Records from a collection of figures
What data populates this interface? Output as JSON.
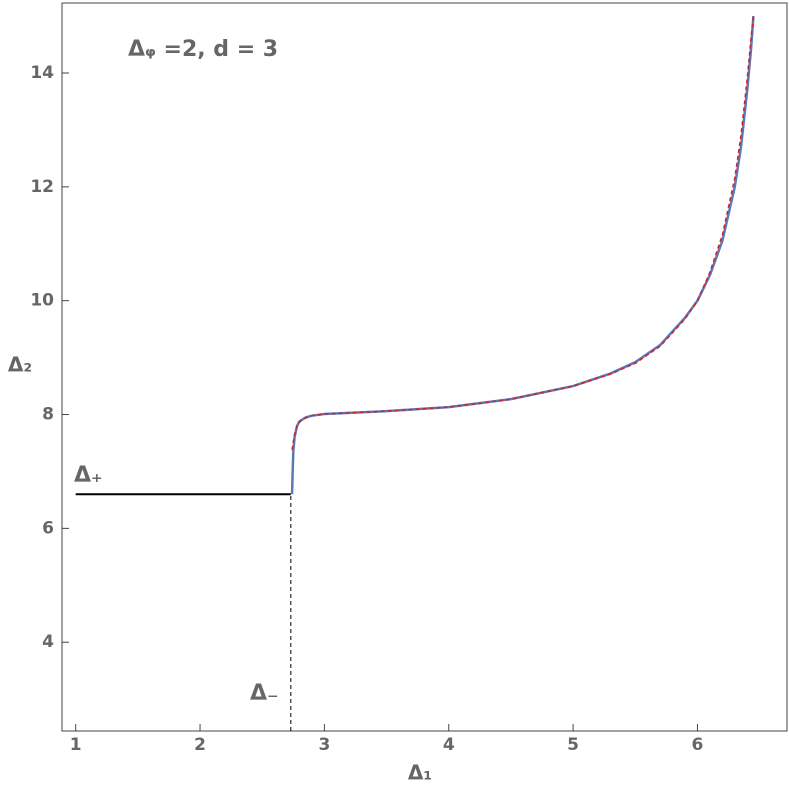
{
  "chart_data": {
    "type": "line",
    "xlabel": "Δ₁",
    "ylabel": "Δ₂",
    "xlim": [
      0.89,
      6.72
    ],
    "ylim": [
      2.44,
      15.23
    ],
    "xticks": [
      1,
      2,
      3,
      4,
      5,
      6
    ],
    "yticks": [
      4,
      6,
      8,
      10,
      12,
      14
    ],
    "annotations": [
      "Δᵩ =2, d = 3",
      "Δ₊",
      "Δ₋"
    ],
    "series": [
      {
        "color": "#5b78b8",
        "dash": false,
        "width": 2.5,
        "x": [
          2.74,
          2.745,
          2.75,
          2.76,
          2.78,
          2.8,
          2.85,
          2.9,
          3,
          3.2,
          3.5,
          4,
          4.5,
          5,
          5.3,
          5.5,
          5.7,
          5.9,
          6,
          6.1,
          6.2,
          6.3,
          6.35,
          6.4,
          6.43,
          6.45
        ],
        "values": [
          6.6,
          7.0,
          7.35,
          7.6,
          7.8,
          7.88,
          7.95,
          7.98,
          8.01,
          8.03,
          8.06,
          8.13,
          8.27,
          8.5,
          8.72,
          8.92,
          9.22,
          9.7,
          10.0,
          10.45,
          11.05,
          12.0,
          12.7,
          13.7,
          14.4,
          15.0
        ]
      },
      {
        "color": "#d62020",
        "dash": true,
        "width": 1.5,
        "x": [
          2.74,
          2.76,
          2.78,
          2.8,
          2.85,
          2.9,
          3,
          3.2,
          3.5,
          4,
          4.5,
          5,
          5.3,
          5.5,
          5.7,
          5.9,
          6,
          6.1,
          6.2,
          6.3,
          6.35,
          6.4,
          6.43,
          6.45
        ],
        "values": [
          7.38,
          7.65,
          7.8,
          7.87,
          7.94,
          7.98,
          8.01,
          8.03,
          8.06,
          8.13,
          8.27,
          8.5,
          8.71,
          8.9,
          9.2,
          9.68,
          10.0,
          10.5,
          11.15,
          12.15,
          12.9,
          13.9,
          14.6,
          15.0
        ]
      },
      {
        "color": "#000000",
        "dash": false,
        "width": 2,
        "x": [
          1,
          2.73
        ],
        "values": [
          6.6,
          6.6
        ]
      },
      {
        "color": "#000000",
        "dash": true,
        "width": 1,
        "x": [
          2.73,
          2.73
        ],
        "values": [
          2.44,
          6.6
        ]
      }
    ]
  }
}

To do: Repeat the preceding records precisely, and leave every picture out of the copy.

Final result:
What data populates this interface? Output as JSON.
{
  "chart_data": {
    "type": "line",
    "xlabel": "Δ₁",
    "ylabel": "Δ₂",
    "xlim": [
      0.89,
      6.72
    ],
    "ylim": [
      2.44,
      15.23
    ],
    "xticks": [
      1,
      2,
      3,
      4,
      5,
      6
    ],
    "yticks": [
      4,
      6,
      8,
      10,
      12,
      14
    ],
    "annotations": [
      "Δᵩ =2, d = 3",
      "Δ₊",
      "Δ₋"
    ],
    "series": [
      {
        "color": "#5b78b8",
        "dash": false,
        "width": 2.5,
        "x": [
          2.74,
          2.745,
          2.75,
          2.76,
          2.78,
          2.8,
          2.85,
          2.9,
          3,
          3.2,
          3.5,
          4,
          4.5,
          5,
          5.3,
          5.5,
          5.7,
          5.9,
          6,
          6.1,
          6.2,
          6.3,
          6.35,
          6.4,
          6.43,
          6.45
        ],
        "values": [
          6.6,
          7.0,
          7.35,
          7.6,
          7.8,
          7.88,
          7.95,
          7.98,
          8.01,
          8.03,
          8.06,
          8.13,
          8.27,
          8.5,
          8.72,
          8.92,
          9.22,
          9.7,
          10.0,
          10.45,
          11.05,
          12.0,
          12.7,
          13.7,
          14.4,
          15.0
        ]
      },
      {
        "color": "#d62020",
        "dash": true,
        "width": 1.5,
        "x": [
          2.74,
          2.76,
          2.78,
          2.8,
          2.85,
          2.9,
          3,
          3.2,
          3.5,
          4,
          4.5,
          5,
          5.3,
          5.5,
          5.7,
          5.9,
          6,
          6.1,
          6.2,
          6.3,
          6.35,
          6.4,
          6.43,
          6.45
        ],
        "values": [
          7.38,
          7.65,
          7.8,
          7.87,
          7.94,
          7.98,
          8.01,
          8.03,
          8.06,
          8.13,
          8.27,
          8.5,
          8.71,
          8.9,
          9.2,
          9.68,
          10.0,
          10.5,
          11.15,
          12.15,
          12.9,
          13.9,
          14.6,
          15.0
        ]
      },
      {
        "color": "#000000",
        "dash": false,
        "width": 2,
        "x": [
          1,
          2.73
        ],
        "values": [
          6.6,
          6.6
        ]
      },
      {
        "color": "#000000",
        "dash": true,
        "width": 1,
        "x": [
          2.73,
          2.73
        ],
        "values": [
          2.44,
          6.6
        ]
      }
    ]
  }
}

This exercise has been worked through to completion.